== Entries supplied ==
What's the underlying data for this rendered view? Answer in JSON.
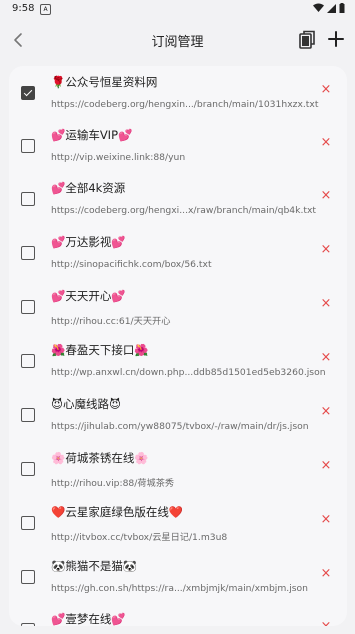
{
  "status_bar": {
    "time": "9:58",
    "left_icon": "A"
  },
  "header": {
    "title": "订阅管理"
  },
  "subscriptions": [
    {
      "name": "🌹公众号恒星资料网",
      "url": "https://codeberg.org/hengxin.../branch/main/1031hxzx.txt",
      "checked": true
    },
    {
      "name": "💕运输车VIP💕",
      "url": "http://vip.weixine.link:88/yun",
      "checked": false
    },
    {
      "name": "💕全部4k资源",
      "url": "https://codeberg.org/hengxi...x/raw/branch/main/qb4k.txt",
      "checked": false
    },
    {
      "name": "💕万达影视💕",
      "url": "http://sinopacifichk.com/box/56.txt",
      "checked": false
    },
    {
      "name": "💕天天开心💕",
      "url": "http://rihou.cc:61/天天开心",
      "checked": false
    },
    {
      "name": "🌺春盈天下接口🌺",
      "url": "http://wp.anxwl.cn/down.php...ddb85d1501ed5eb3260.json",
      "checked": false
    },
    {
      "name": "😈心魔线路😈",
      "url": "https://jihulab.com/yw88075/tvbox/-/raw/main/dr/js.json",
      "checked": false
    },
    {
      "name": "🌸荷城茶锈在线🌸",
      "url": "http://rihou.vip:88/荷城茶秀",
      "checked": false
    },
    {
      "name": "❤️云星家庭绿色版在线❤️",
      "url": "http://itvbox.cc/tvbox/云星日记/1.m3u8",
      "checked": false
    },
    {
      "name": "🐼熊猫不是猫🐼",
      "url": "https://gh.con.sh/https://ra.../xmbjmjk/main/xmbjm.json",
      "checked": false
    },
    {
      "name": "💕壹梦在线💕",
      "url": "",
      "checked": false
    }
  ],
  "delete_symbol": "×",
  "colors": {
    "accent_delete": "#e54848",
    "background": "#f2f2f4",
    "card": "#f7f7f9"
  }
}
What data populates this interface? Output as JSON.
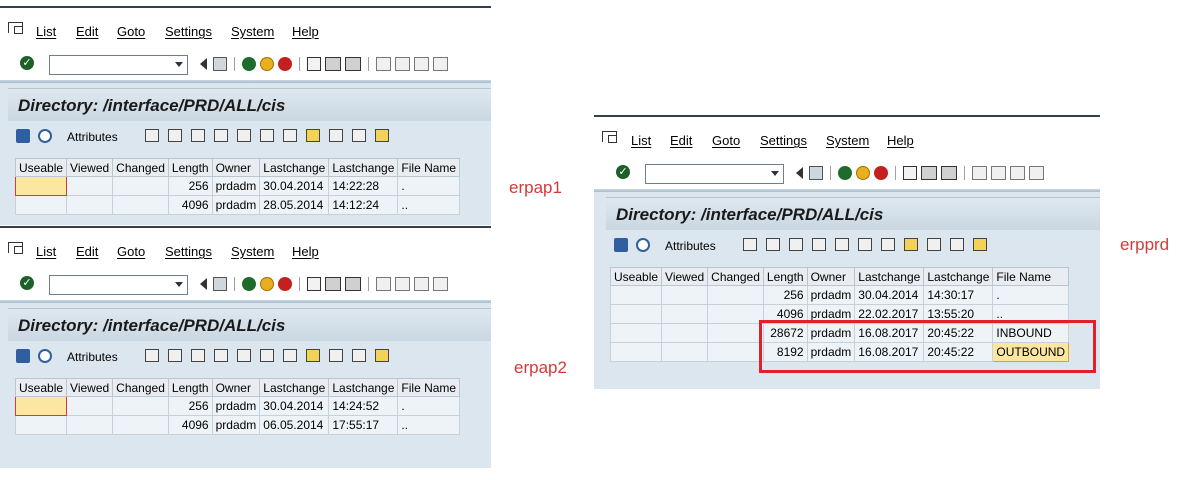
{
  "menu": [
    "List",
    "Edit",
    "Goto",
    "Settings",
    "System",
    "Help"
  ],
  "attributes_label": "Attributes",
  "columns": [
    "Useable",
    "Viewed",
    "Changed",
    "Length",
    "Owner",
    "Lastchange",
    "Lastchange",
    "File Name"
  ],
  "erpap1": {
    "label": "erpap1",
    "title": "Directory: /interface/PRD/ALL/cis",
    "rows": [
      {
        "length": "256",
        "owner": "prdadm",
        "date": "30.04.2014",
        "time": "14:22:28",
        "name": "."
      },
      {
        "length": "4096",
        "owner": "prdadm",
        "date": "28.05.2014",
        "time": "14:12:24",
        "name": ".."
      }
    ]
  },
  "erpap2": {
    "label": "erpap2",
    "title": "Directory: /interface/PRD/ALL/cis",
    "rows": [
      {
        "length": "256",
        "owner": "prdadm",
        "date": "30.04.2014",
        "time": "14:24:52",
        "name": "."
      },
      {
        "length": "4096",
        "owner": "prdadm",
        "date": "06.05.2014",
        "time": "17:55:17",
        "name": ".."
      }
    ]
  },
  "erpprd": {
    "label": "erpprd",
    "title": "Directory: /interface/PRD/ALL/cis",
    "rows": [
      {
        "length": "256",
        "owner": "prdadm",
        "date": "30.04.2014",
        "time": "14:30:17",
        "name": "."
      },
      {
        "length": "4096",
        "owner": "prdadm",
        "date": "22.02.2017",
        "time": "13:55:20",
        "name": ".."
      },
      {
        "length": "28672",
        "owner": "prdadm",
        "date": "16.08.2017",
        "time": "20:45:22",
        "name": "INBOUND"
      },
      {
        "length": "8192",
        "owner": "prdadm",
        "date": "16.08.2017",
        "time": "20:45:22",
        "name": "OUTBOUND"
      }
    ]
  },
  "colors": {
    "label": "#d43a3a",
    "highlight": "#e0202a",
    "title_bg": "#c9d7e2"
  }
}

...

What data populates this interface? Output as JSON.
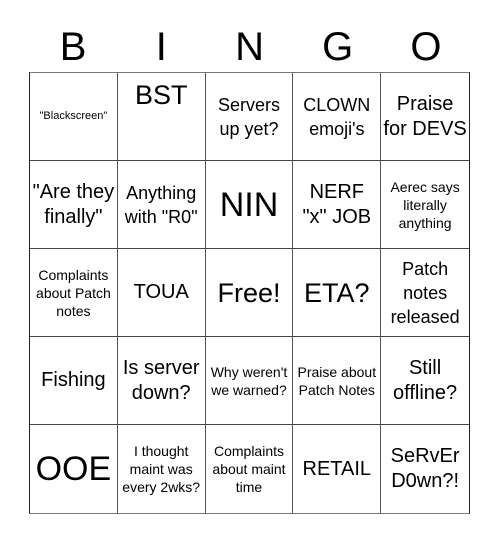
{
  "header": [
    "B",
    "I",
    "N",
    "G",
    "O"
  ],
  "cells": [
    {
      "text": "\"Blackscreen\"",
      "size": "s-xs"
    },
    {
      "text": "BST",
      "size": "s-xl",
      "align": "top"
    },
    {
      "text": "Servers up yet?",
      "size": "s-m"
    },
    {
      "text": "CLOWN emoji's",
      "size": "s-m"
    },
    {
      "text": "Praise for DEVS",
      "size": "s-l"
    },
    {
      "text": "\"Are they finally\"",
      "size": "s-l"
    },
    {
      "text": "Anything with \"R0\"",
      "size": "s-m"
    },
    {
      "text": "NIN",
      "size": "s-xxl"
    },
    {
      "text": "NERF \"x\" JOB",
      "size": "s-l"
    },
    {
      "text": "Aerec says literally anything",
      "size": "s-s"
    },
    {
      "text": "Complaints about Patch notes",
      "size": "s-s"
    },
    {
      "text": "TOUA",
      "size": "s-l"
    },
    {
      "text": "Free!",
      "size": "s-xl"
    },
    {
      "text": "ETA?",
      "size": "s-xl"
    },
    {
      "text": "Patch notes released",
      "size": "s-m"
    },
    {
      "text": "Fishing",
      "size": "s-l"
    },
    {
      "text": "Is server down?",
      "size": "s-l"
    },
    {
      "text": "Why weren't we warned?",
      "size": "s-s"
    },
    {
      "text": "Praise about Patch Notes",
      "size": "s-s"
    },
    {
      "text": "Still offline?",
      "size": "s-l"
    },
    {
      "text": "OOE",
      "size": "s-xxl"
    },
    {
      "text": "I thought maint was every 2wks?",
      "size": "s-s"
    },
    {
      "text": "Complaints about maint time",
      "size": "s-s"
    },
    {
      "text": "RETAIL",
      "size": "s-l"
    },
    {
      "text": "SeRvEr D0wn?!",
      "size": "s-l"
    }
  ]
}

--

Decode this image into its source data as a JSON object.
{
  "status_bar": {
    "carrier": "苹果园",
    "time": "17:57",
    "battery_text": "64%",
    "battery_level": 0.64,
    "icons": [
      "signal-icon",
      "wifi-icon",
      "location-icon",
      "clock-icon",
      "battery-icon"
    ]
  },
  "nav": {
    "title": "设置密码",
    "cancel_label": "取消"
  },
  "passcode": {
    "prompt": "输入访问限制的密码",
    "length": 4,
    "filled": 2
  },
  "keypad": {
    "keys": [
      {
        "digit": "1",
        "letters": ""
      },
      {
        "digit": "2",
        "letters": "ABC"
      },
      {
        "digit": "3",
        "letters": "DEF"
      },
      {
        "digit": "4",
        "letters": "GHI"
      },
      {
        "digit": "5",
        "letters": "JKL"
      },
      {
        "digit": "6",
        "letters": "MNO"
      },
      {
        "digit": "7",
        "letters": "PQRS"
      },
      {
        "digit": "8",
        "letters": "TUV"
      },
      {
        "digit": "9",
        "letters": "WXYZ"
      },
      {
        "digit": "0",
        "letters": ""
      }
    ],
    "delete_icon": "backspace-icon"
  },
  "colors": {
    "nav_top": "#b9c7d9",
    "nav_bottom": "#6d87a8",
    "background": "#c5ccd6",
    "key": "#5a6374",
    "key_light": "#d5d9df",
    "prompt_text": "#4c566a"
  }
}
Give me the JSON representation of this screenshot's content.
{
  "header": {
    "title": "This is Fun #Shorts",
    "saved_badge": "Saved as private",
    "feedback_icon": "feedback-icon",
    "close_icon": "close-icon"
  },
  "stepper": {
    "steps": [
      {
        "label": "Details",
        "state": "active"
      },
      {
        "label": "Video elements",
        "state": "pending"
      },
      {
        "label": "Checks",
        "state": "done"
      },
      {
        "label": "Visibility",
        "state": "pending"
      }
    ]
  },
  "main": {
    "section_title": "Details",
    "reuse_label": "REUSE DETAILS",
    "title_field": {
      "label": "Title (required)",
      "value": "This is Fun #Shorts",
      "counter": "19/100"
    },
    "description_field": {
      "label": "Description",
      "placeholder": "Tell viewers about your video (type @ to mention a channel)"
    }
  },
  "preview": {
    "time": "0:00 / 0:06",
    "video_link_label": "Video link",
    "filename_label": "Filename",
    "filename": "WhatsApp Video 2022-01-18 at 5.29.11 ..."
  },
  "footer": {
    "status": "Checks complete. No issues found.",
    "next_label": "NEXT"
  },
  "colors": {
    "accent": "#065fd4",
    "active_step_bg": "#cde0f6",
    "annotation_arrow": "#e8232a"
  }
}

== Directions ==
Find the lines holding "letters" and list every one.

== Final answer ==
        "letters": ""
        "letters": "ABC"
        "letters": "DEF"
        "letters": "GHI"
        "letters": "JKL"
        "letters": "MNO"
        "letters": "PQRS"
        "letters": "TUV"
        "letters": "WXYZ"
        "letters": ""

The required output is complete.